Material for this exercise →
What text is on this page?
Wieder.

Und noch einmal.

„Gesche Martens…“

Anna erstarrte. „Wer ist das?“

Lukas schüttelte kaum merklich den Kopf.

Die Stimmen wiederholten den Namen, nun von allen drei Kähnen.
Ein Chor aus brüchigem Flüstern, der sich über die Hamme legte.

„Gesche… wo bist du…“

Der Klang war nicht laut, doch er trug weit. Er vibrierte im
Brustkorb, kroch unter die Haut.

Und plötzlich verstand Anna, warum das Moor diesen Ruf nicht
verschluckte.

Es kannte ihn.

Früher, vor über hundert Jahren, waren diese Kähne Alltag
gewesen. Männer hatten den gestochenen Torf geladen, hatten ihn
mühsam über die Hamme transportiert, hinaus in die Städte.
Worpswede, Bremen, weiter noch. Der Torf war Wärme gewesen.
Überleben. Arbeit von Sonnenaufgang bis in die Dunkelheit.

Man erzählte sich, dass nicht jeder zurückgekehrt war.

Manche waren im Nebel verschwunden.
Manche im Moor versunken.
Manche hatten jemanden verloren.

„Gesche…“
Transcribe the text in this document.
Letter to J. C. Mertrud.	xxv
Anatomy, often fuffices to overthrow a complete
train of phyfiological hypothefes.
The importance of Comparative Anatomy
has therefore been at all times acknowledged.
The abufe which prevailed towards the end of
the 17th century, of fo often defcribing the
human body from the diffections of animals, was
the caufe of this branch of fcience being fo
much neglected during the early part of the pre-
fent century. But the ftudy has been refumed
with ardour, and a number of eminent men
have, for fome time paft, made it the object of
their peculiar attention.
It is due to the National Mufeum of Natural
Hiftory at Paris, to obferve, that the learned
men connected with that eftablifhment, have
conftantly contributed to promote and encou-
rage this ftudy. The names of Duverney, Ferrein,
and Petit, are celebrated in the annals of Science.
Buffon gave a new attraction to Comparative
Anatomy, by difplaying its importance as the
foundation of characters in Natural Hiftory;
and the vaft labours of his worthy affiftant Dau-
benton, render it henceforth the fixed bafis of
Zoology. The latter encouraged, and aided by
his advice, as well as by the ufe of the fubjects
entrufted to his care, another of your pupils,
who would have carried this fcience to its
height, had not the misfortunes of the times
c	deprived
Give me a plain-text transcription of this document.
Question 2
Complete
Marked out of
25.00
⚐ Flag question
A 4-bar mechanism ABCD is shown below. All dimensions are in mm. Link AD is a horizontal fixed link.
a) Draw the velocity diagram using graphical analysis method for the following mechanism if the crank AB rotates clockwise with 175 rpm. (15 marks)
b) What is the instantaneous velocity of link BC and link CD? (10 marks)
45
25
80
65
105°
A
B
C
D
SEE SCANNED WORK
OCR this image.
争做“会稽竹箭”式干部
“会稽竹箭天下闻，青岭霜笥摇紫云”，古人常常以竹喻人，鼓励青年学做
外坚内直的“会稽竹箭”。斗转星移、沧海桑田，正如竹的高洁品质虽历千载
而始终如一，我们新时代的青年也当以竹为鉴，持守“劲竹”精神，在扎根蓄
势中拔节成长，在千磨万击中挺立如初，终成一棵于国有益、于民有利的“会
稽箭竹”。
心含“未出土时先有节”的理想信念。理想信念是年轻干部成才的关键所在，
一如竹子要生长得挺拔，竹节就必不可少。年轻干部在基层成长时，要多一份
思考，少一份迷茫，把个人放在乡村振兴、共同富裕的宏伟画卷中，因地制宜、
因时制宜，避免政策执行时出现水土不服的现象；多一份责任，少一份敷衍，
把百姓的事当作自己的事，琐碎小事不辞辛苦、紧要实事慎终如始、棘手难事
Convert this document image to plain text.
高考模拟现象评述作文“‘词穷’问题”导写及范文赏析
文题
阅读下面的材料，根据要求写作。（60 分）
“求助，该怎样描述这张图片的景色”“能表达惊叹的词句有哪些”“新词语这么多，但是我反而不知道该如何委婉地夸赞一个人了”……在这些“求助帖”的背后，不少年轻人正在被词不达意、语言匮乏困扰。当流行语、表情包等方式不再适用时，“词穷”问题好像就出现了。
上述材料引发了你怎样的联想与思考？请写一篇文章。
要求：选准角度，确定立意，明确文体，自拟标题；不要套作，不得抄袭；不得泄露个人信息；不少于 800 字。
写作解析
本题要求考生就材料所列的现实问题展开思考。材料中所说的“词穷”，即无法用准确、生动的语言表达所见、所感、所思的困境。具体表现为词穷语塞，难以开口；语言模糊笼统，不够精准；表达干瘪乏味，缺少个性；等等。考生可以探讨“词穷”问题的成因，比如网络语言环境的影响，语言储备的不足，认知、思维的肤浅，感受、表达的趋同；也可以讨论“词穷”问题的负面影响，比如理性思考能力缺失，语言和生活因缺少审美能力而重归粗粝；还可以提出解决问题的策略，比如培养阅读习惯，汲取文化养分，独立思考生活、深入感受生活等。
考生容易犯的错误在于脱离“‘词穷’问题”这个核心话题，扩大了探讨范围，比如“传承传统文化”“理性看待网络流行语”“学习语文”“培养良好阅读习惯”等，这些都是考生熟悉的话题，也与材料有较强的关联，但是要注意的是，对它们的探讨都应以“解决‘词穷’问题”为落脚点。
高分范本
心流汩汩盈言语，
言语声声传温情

Exercise aim → Extract the data in full. Keep it word for word.

Solved exercise →
What text is on this page?
Wieder.

Und noch einmal.

„Gesche Martens…“

Anna erstarrte. „Wer ist das?“

Lukas schüttelte kaum merklich den Kopf.

Die Stimmen wiederholten den Namen, nun von allen drei Kähnen.
Ein Chor aus brüchigem Flüstern, der sich über die Hamme legte.

„Gesche… wo bist du…“

Der Klang war nicht laut, doch er trug weit. Er vibrierte im
Brustkorb, kroch unter die Haut.

Und plötzlich verstand Anna, warum das Moor diesen Ruf nicht
verschluckte.

Es kannte ihn.

Früher, vor über hundert Jahren, waren diese Kähne Alltag
gewesen. Männer hatten den gestochenen Torf geladen, hatten ihn
mühsam über die Hamme transportiert, hinaus in die Städte.
Worpswede, Bremen, weiter noch. Der Torf war Wärme gewesen.
Überleben. Arbeit von Sonnenaufgang bis in die Dunkelheit.

Man erzählte sich, dass nicht jeder zurückgekehrt war.

Manche waren im Nebel verschwunden.
Manche im Moor versunken.
Manche hatten jemanden verloren.

„Gesche…“
Transcribe the text in this document.
Letter to J. C. Mertrud.	xxv
Anatomy, often fuffices to overthrow a complete
train of phyfiological hypothefes.
The importance of Comparative Anatomy
has therefore been at all times acknowledged.
The abufe which prevailed towards the end of
the 17th century, of fo often defcribing the
human body from the diffections of animals, was
the caufe of this branch of fcience being fo
much neglected during the early part of the pre-
fent century. But the ftudy has been refumed
with ardour, and a number of eminent men
have, for fome time paft, made it the object of
their peculiar attention.
It is due to the National Mufeum of Natural
Hiftory at Paris, to obferve, that the learned
men connected with that eftablifhment, have
conftantly contributed to promote and encou-
rage this ftudy. The names of Duverney, Ferrein,
and Petit, are celebrated in the annals of Science.
Buffon gave a new attraction to Comparative
Anatomy, by difplaying its importance as the
foundation of characters in Natural Hiftory;
and the vaft labours of his worthy affiftant Dau-
benton, render it henceforth the fixed bafis of
Zoology. The latter encouraged, and aided by
his advice, as well as by the ufe of the fubjects
entrufted to his care, another of your pupils,
who would have carried this fcience to its
height, had not the misfortunes of the times
c	deprived
Give me a plain-text transcription of this document.
Question 2
Complete
Marked out of
25.00
⚐ Flag question
A 4-bar mechanism ABCD is shown below. All dimensions are in mm. Link AD is a horizontal fixed link.
a) Draw the velocity diagram using graphical analysis method for the following mechanism if the crank AB rotates clockwise with 175 rpm. (15 marks)
b) What is the instantaneous velocity of link BC and link CD? (10 marks)
45
25
80
65
105°
A
B
C
D
SEE SCANNED WORK
OCR this image.
争做“会稽竹箭”式干部
“会稽竹箭天下闻，青岭霜笥摇紫云”，古人常常以竹喻人，鼓励青年学做
外坚内直的“会稽竹箭”。斗转星移、沧海桑田，正如竹的高洁品质虽历千载
而始终如一，我们新时代的青年也当以竹为鉴，持守“劲竹”精神，在扎根蓄
势中拔节成长，在千磨万击中挺立如初，终成一棵于国有益、于民有利的“会
稽箭竹”。
心含“未出土时先有节”的理想信念。理想信念是年轻干部成才的关键所在，
一如竹子要生长得挺拔，竹节就必不可少。年轻干部在基层成长时，要多一份
思考，少一份迷茫，把个人放在乡村振兴、共同富裕的宏伟画卷中，因地制宜、
因时制宜，避免政策执行时出现水土不服的现象；多一份责任，少一份敷衍，
把百姓的事当作自己的事，琐碎小事不辞辛苦、紧要实事慎终如始、棘手难事
Convert this document image to plain text.
高考模拟现象评述作文“‘词穷’问题”导写及范文赏析
文题
阅读下面的材料，根据要求写作。（60 分）
“求助，该怎样描述这张图片的景色”“能表达惊叹的词句有哪些”“新词语这么多，但是我反而不知道该如何委婉地夸赞一个人了”……在这些“求助帖”的背后，不少年轻人正在被词不达意、语言匮乏困扰。当流行语、表情包等方式不再适用时，“词穷”问题好像就出现了。
上述材料引发了你怎样的联想与思考？请写一篇文章。
要求：选准角度，确定立意，明确文体，自拟标题；不要套作，不得抄袭；不得泄露个人信息；不少于 800 字。
写作解析
本题要求考生就材料所列的现实问题展开思考。材料中所说的“词穷”，即无法用准确、生动的语言表达所见、所感、所思的困境。具体表现为词穷语塞，难以开口；语言模糊笼统，不够精准；表达干瘪乏味，缺少个性；等等。考生可以探讨“词穷”问题的成因，比如网络语言环境的影响，语言储备的不足，认知、思维的肤浅，感受、表达的趋同；也可以讨论“词穷”问题的负面影响，比如理性思考能力缺失，语言和生活因缺少审美能力而重归粗粝；还可以提出解决问题的策略，比如培养阅读习惯，汲取文化养分，独立思考生活、深入感受生活等。
考生容易犯的错误在于脱离“‘词穷’问题”这个核心话题，扩大了探讨范围，比如“传承传统文化”“理性看待网络流行语”“学习语文”“培养良好阅读习惯”等，这些都是考生熟悉的话题，也与材料有较强的关联，但是要注意的是，对它们的探讨都应以“解决‘词穷’问题”为落脚点。
高分范本
心流汩汩盈言语，
言语声声传温情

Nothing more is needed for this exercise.